◆ What this task involves ◆
Recast every line of the items below as a Markdown table with two columns, Row and Line. Number the rows in order and leave out blank lines.
— START OF Material shown —
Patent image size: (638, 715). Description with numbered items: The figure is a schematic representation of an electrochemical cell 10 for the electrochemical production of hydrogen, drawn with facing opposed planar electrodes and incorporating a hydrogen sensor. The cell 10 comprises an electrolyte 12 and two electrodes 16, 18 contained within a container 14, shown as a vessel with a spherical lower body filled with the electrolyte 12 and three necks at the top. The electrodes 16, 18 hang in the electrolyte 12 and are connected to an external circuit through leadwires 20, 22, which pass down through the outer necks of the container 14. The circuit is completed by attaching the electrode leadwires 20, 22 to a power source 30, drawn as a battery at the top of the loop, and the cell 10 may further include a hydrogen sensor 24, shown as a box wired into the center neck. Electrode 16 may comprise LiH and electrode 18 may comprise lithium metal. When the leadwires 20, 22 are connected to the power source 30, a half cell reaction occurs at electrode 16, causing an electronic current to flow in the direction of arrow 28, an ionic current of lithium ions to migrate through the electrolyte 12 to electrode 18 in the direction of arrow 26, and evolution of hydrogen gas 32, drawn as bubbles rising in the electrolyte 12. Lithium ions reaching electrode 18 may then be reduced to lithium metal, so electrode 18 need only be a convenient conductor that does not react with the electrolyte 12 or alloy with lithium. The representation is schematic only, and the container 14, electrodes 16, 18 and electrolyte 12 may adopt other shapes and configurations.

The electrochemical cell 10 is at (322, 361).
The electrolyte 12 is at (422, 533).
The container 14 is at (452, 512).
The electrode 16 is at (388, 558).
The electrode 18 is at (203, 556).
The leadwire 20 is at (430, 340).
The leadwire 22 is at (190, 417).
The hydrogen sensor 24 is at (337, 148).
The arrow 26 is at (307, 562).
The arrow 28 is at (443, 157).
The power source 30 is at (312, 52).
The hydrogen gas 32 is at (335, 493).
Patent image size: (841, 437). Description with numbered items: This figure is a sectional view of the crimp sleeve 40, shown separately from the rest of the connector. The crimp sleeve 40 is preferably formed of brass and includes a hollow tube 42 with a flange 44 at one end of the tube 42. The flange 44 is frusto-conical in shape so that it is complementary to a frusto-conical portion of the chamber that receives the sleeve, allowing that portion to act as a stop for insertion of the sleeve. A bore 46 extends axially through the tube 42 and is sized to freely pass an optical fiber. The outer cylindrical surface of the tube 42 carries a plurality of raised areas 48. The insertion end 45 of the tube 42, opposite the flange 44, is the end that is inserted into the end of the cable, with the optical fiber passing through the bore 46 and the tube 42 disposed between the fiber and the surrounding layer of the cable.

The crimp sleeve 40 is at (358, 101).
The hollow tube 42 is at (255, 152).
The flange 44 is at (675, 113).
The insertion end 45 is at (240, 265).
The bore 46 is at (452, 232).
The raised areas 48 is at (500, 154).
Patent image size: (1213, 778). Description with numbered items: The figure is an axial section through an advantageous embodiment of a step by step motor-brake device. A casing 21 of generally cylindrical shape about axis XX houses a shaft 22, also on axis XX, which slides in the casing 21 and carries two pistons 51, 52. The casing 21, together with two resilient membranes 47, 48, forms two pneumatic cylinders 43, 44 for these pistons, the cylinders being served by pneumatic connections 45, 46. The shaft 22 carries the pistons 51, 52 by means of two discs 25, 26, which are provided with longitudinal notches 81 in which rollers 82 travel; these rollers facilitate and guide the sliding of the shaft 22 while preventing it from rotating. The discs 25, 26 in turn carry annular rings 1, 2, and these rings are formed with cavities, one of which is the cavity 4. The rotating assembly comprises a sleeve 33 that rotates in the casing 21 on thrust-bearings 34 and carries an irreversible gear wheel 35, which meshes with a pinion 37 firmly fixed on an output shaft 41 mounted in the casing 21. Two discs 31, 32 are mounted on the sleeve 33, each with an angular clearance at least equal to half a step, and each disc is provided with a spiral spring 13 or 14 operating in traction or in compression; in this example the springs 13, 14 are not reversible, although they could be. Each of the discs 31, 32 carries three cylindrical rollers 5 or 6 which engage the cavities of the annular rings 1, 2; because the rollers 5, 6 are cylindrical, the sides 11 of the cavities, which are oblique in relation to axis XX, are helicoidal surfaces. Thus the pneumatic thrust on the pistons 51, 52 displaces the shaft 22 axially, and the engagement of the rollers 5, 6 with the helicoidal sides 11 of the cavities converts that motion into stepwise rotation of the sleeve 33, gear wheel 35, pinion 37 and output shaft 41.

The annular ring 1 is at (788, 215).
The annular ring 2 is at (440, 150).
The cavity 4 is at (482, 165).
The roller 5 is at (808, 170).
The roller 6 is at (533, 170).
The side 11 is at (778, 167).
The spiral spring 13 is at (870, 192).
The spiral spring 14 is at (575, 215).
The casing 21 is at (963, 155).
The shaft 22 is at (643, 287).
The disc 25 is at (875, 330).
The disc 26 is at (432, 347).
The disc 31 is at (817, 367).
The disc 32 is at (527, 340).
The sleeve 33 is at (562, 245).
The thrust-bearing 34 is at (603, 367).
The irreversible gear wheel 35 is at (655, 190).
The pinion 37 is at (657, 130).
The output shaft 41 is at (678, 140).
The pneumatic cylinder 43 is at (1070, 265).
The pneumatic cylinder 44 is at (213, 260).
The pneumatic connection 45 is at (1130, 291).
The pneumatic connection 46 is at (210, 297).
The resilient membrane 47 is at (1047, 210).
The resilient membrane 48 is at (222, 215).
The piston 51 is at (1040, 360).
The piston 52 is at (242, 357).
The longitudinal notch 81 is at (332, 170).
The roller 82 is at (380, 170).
— END OF Material shown —
◆ Exercise output ◆
| Row | Line |
|---|---|
| 1 | Patent image size: (638, 715). Description with numbered items: The figure is a schematic representation of an electrochemical cell 10 for the electrochemical production of hydrogen, drawn with facing opposed planar electrodes and incorporating a hydrogen sensor. The cell 10 comprises an electrolyte 12 and two electrodes 16, 18 contained within a container 14, shown as a vessel with a spherical lower body filled with the electrolyte 12 and three necks at the top. The electrodes 16, 18 hang in the electrolyte 12 and are connected to an external circuit through leadwires 20, 22, which pass down through the outer necks of the container 14. The circuit is completed by attaching the electrode leadwires 20, 22 to a power source 30, drawn as a battery at the top of the loop, and the cell 10 may further include a hydrogen sensor 24, shown as a box wired into the center neck. Electrode 16 may comprise LiH and electrode 18 may comprise lithium metal. When the leadwires 20, 22 are connected to the power source 30, a half cell reaction occurs at electrode 16, causing an electronic current to flow in the direction of arrow 28, an ionic current of lithium ions to migrate through the electrolyte 12 to electrode 18 in the direction of arrow 26, and evolution of hydrogen gas 32, drawn as bubbles rising in the electrolyte 12. Lithium ions reaching electrode 18 may then be reduced to lithium metal, so electrode 18 need only be a convenient conductor that does not react with the electrolyte 12 or alloy with lithium. The representation is schematic only, and the container 14, electrodes 16, 18 and electrolyte 12 may adopt other shapes and configurations. |
| 2 | The electrochemical cell 10 is at (322, 361). |
| 3 | The electrolyte 12 is at (422, 533). |
| 4 | The container 14 is at (452, 512). |
| 5 | The electrode 16 is at (388, 558). |
| 6 | The electrode 18 is at (203, 556). |
| 7 | The leadwire 20 is at (430, 340). |
| 8 | The leadwire 22 is at (190, 417). |
| 9 | The hydrogen sensor 24 is at (337, 148). |
| 10 | The arrow 26 is at (307, 562). |
| 11 | The arrow 28 is at (443, 157). |
| 12 | The power source 30 is at (312, 52). |
| 13 | The hydrogen gas 32 is at (335, 493). |
| 14 | Patent image size: (841, 437). Description with numbered items: This figure is a sectional view of the crimp sleeve 40, shown separately from the rest of the connector. The crimp sleeve 40 is preferably formed of brass and includes a hollow tube 42 with a flange 44 at one end of the tube 42. The flange 44 is frusto-conical in shape so that it is complementary to a frusto-conical portion of the chamber that receives the sleeve, allowing that portion to act as a stop for insertion of the sleeve. A bore 46 extends axially through the tube 42 and is sized to freely pass an optical fiber. The outer cylindrical surface of the tube 42 carries a plurality of raised areas 48. The insertion end 45 of the tube 42, opposite the flange 44, is the end that is inserted into the end of the cable, with the optical fiber passing through the bore 46 and the tube 42 disposed between the fiber and the surrounding layer of the cable. |
| 15 | The crimp sleeve 40 is at (358, 101). |
| 16 | The hollow tube 42 is at (255, 152). |
| 17 | The flange 44 is at (675, 113). |
| 18 | The insertion end 45 is at (240, 265). |
| 19 | The bore 46 is at (452, 232). |
| 20 | The raised areas 48 is at (500, 154). |
| 21 | Patent image size: (1213, 778). Description with numbered items: The figure is an axial section through an advantageous embodiment of a step by step motor-brake device. A casing 21 of generally cylindrical shape about axis XX houses a shaft 22, also on axis XX, which slides in the casing 21 and carries two pistons 51, 52. The casing 21, together with two resilient membranes 47, 48, forms two pneumatic cylinders 43, 44 for these pistons, the cylinders being served by pneumatic connections 45, 46. The shaft 22 carries the pistons 51, 52 by means of two discs 25, 26, which are provided with longitudinal notches 81 in which rollers 82 travel; these rollers facilitate and guide the sliding of the shaft 22 while preventing it from rotating. The discs 25, 26 in turn carry annular rings 1, 2, and these rings are formed with cavities, one of which is the cavity 4. The rotating assembly comprises a sleeve 33 that rotates in the casing 21 on thrust-bearings 34 and carries an irreversible gear wheel 35, which meshes with a pinion 37 firmly fixed on an output shaft 41 mounted in the casing 21. Two discs 31, 32 are mounted on the sleeve 33, each with an angular clearance at least equal to half a step, and each disc is provided with a spiral spring 13 or 14 operating in traction or in compression; in this example the springs 13, 14 are not reversible, although they could be. Each of the discs 31, 32 carries three cylindrical rollers 5 or 6 which engage the cavities of the annular rings 1, 2; because the rollers 5, 6 are cylindrical, the sides 11 of the cavities, which are oblique in relation to axis XX, are helicoidal surfaces. Thus the pneumatic thrust on the pistons 51, 52 displaces the shaft 22 axially, and the engagement of the rollers 5, 6 with the helicoidal sides 11 of the cavities converts that motion into stepwise rotation of the sleeve 33, gear wheel 35, pinion 37 and output shaft 41. |
| 22 | The annular ring 1 is at (788, 215). |
| 23 | The annular ring 2 is at (440, 150). |
| 24 | The cavity 4 is at (482, 165). |
| 25 | The roller 5 is at (808, 170). |
| 26 | The roller 6 is at (533, 170). |
| 27 | The side 11 is at (778, 167). |
| 28 | The spiral spring 13 is at (870, 192). |
| 29 | The spiral spring 14 is at (575, 215). |
| 30 | The casing 21 is at (963, 155). |
| 31 | The shaft 22 is at (643, 287). |
| 32 | The disc 25 is at (875, 330). |
| 33 | The disc 26 is at (432, 347). |
| 34 | The disc 31 is at (817, 367). |
| 35 | The disc 32 is at (527, 340). |
| 36 | The sleeve 33 is at (562, 245). |
| 37 | The thrust-bearing 34 is at (603, 367). |
| 38 | The irreversible gear wheel 35 is at (655, 190). |
| 39 | The pinion 37 is at (657, 130). |
| 40 | The output shaft 41 is at (678, 140). |
| 41 | The pneumatic cylinder 43 is at (1070, 265). |
| 42 | The pneumatic cylinder 44 is at (213, 260). |
| 43 | The pneumatic connection 45 is at (1130, 291). |
| 44 | The pneumatic connection 46 is at (210, 297). |
| 45 | The resilient membrane 47 is at (1047, 210). |
| 46 | The resilient membrane 48 is at (222, 215). |
| 47 | The piston 51 is at (1040, 360). |
| 48 | The piston 52 is at (242, 357). |
| 49 | The longitudinal notch 81 is at (332, 170). |
| 50 | The roller 82 is at (380, 170). |